## TASK OBJECTIVE
Reproduce every record exactly as it appears, but not the pictures.

Collected data entries
■ ■ ■ ■ ■

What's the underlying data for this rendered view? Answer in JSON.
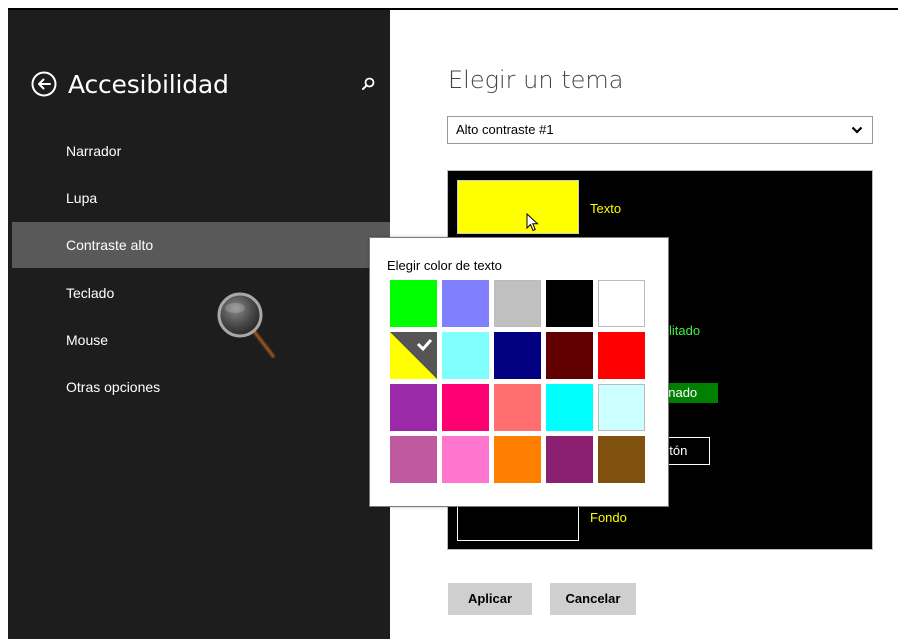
{
  "sidebar": {
    "title": "Accesibilidad",
    "items": [
      {
        "label": "Narrador"
      },
      {
        "label": "Lupa"
      },
      {
        "label": "Contraste alto"
      },
      {
        "label": "Teclado"
      },
      {
        "label": "Mouse"
      },
      {
        "label": "Otras opciones"
      }
    ],
    "selected_index": 2
  },
  "main": {
    "title": "Elegir un tema",
    "theme_select": {
      "value": "Alto contraste #1"
    },
    "preview": {
      "text_label": "Texto",
      "disabled_label": "litado",
      "selected_label": "onado",
      "button_label": "otón",
      "background_label": "Fondo"
    },
    "apply_label": "Aplicar",
    "cancel_label": "Cancelar"
  },
  "color_picker": {
    "title": "Elegir color de texto",
    "colors": [
      "#00ff00",
      "#8080ff",
      "#c0c0c0",
      "#000000",
      "#ffffff",
      "#ffff00",
      "#80ffff",
      "#000080",
      "#600000",
      "#ff0000",
      "#9a2aa8",
      "#ff0073",
      "#ff6f6f",
      "#00ffff",
      "#ccffff",
      "#c05aa0",
      "#ff76cf",
      "#ff7f00",
      "#8b2070",
      "#80500f"
    ],
    "selected_index": 5
  },
  "colors": {
    "sidebar_bg": "#1d1d1d",
    "selected_bg": "#595959",
    "text_color": "#ffff00",
    "disabled_color": "#3ff23f",
    "selected_bg_preview": "#008000"
  }
}
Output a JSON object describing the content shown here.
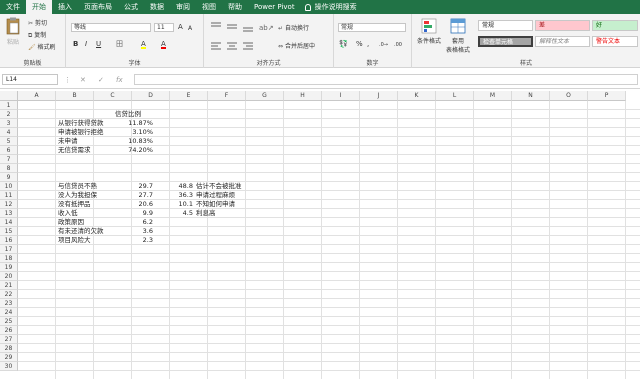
{
  "tabs": [
    "文件",
    "开始",
    "插入",
    "页面布局",
    "公式",
    "数据",
    "审阅",
    "视图",
    "帮助",
    "Power Pivot"
  ],
  "active_tab": "开始",
  "tell_me": "操作说明搜索",
  "ribbon": {
    "clipboard": {
      "paste": "粘贴",
      "cut": "剪切",
      "copy": "复制",
      "format_painter": "格式刷",
      "label": "剪贴板"
    },
    "font": {
      "name": "等线",
      "size": "11",
      "grow": "A",
      "shrink": "A",
      "bold": "B",
      "italic": "I",
      "underline": "U",
      "border": "田",
      "fill": "A",
      "color": "A",
      "label": "字体"
    },
    "align": {
      "wrap": "自动换行",
      "merge": "合并后居中",
      "label": "对齐方式"
    },
    "number": {
      "format": "常规",
      "pct": "%",
      "comma": ",",
      "label": "数字"
    },
    "styles": {
      "cond": "条件格式",
      "table": "套用",
      "table2": "表格格式",
      "normal": "常规",
      "bad": "差",
      "good": "好",
      "check": "检查单元格",
      "explain": "解释性文本",
      "warn": "警告文本",
      "label": "样式"
    }
  },
  "name_box": "L14",
  "formula_bar": {
    "cancel": "✕",
    "confirm": "✓",
    "fx": "fx",
    "value": ""
  },
  "columns": [
    "A",
    "B",
    "C",
    "D",
    "E",
    "F",
    "G",
    "H",
    "I",
    "J",
    "K",
    "L",
    "M",
    "N",
    "O",
    "P"
  ],
  "rows": [
    "1",
    "2",
    "3",
    "4",
    "5",
    "6",
    "7",
    "8",
    "9",
    "10",
    "11",
    "12",
    "13",
    "14",
    "15",
    "16",
    "17",
    "18",
    "19",
    "20",
    "21",
    "22",
    "23",
    "24",
    "25",
    "26",
    "27",
    "28",
    "29",
    "30"
  ],
  "colors": {
    "brand": "#217346",
    "bad_fill": "#ffc7ce",
    "good_fill": "#c6efce",
    "check_fill": "#a5a5a5"
  },
  "cells": {
    "c2": "信贷比例",
    "b3": "从银行获得贷款",
    "c3": "11.87%",
    "b4": "申请被银行拒绝",
    "c4": "3.10%",
    "b5": "未申请",
    "c5": "10.83%",
    "b6": "无信贷需求",
    "c6": "74.20%",
    "b10": "与信贷员不熟",
    "c10": "29.7",
    "d10": "48.8",
    "e10": "估计不会被批准",
    "b11": "没人为我担保",
    "c11": "27.7",
    "d11": "36.3",
    "e11": "申请过程麻烦",
    "b12": "没有抵押品",
    "c12": "20.6",
    "d12": "10.1",
    "e12": "不知如何申请",
    "b13": "收入低",
    "c13": "9.9",
    "d13": "4.5",
    "e13": "利息高",
    "b14": "政策原因",
    "c14": "6.2",
    "b15": "有未还清的欠款",
    "c15": "3.6",
    "b16": "项目风险大",
    "c16": "2.3"
  }
}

■ ■ ■ ■ ■

## RESULT FOR THIS EXERCISE
What's the underlying data for this rendered view? Answer in JSON.
{
  "sidebar": {
    "title": "Accesibilidad",
    "items": [
      {
        "label": "Narrador"
      },
      {
        "label": "Lupa"
      },
      {
        "label": "Contraste alto"
      },
      {
        "label": "Teclado"
      },
      {
        "label": "Mouse"
      },
      {
        "label": "Otras opciones"
      }
    ],
    "selected_index": 2
  },
  "main": {
    "title": "Elegir un tema",
    "theme_select": {
      "value": "Alto contraste #1"
    },
    "preview": {
      "text_label": "Texto",
      "disabled_label": "litado",
      "selected_label": "onado",
      "button_label": "otón",
      "background_label": "Fondo"
    },
    "apply_label": "Aplicar",
    "cancel_label": "Cancelar"
  },
  "color_picker": {
    "title": "Elegir color de texto",
    "colors": [
      "#00ff00",
      "#8080ff",
      "#c0c0c0",
      "#000000",
      "#ffffff",
      "#ffff00",
      "#80ffff",
      "#000080",
      "#600000",
      "#ff0000",
      "#9a2aa8",
      "#ff0073",
      "#ff6f6f",
      "#00ffff",
      "#ccffff",
      "#c05aa0",
      "#ff76cf",
      "#ff7f00",
      "#8b2070",
      "#80500f"
    ],
    "selected_index": 5
  },
  "colors": {
    "sidebar_bg": "#1d1d1d",
    "selected_bg": "#595959",
    "text_color": "#ffff00",
    "disabled_color": "#3ff23f",
    "selected_bg_preview": "#008000"
  }
}
Output a JSON object describing the content shown here.
{
  "tabs": [
    "文件",
    "开始",
    "插入",
    "页面布局",
    "公式",
    "数据",
    "审阅",
    "视图",
    "帮助",
    "Power Pivot"
  ],
  "active_tab": "开始",
  "tell_me": "操作说明搜索",
  "ribbon": {
    "clipboard": {
      "paste": "粘贴",
      "cut": "剪切",
      "copy": "复制",
      "format_painter": "格式刷",
      "label": "剪贴板"
    },
    "font": {
      "name": "等线",
      "size": "11",
      "grow": "A",
      "shrink": "A",
      "bold": "B",
      "italic": "I",
      "underline": "U",
      "border": "田",
      "fill": "A",
      "color": "A",
      "label": "字体"
    },
    "align": {
      "wrap": "自动换行",
      "merge": "合并后居中",
      "label": "对齐方式"
    },
    "number": {
      "format": "常规",
      "pct": "%",
      "comma": ",",
      "label": "数字"
    },
    "styles": {
      "cond": "条件格式",
      "table": "套用",
      "table2": "表格格式",
      "normal": "常规",
      "bad": "差",
      "good": "好",
      "check": "检查单元格",
      "explain": "解释性文本",
      "warn": "警告文本",
      "label": "样式"
    }
  },
  "name_box": "L14",
  "formula_bar": {
    "cancel": "✕",
    "confirm": "✓",
    "fx": "fx",
    "value": ""
  },
  "columns": [
    "A",
    "B",
    "C",
    "D",
    "E",
    "F",
    "G",
    "H",
    "I",
    "J",
    "K",
    "L",
    "M",
    "N",
    "O",
    "P"
  ],
  "rows": [
    "1",
    "2",
    "3",
    "4",
    "5",
    "6",
    "7",
    "8",
    "9",
    "10",
    "11",
    "12",
    "13",
    "14",
    "15",
    "16",
    "17",
    "18",
    "19",
    "20",
    "21",
    "22",
    "23",
    "24",
    "25",
    "26",
    "27",
    "28",
    "29",
    "30"
  ],
  "colors": {
    "brand": "#217346",
    "bad_fill": "#ffc7ce",
    "good_fill": "#c6efce",
    "check_fill": "#a5a5a5"
  },
  "cells": {
    "c2": "信贷比例",
    "b3": "从银行获得贷款",
    "c3": "11.87%",
    "b4": "申请被银行拒绝",
    "c4": "3.10%",
    "b5": "未申请",
    "c5": "10.83%",
    "b6": "无信贷需求",
    "c6": "74.20%",
    "b10": "与信贷员不熟",
    "c10": "29.7",
    "d10": "48.8",
    "e10": "估计不会被批准",
    "b11": "没人为我担保",
    "c11": "27.7",
    "d11": "36.3",
    "e11": "申请过程麻烦",
    "b12": "没有抵押品",
    "c12": "20.6",
    "d12": "10.1",
    "e12": "不知如何申请",
    "b13": "收入低",
    "c13": "9.9",
    "d13": "4.5",
    "e13": "利息高",
    "b14": "政策原因",
    "c14": "6.2",
    "b15": "有未还清的欠款",
    "c15": "3.6",
    "b16": "项目风险大",
    "c16": "2.3"
  }
}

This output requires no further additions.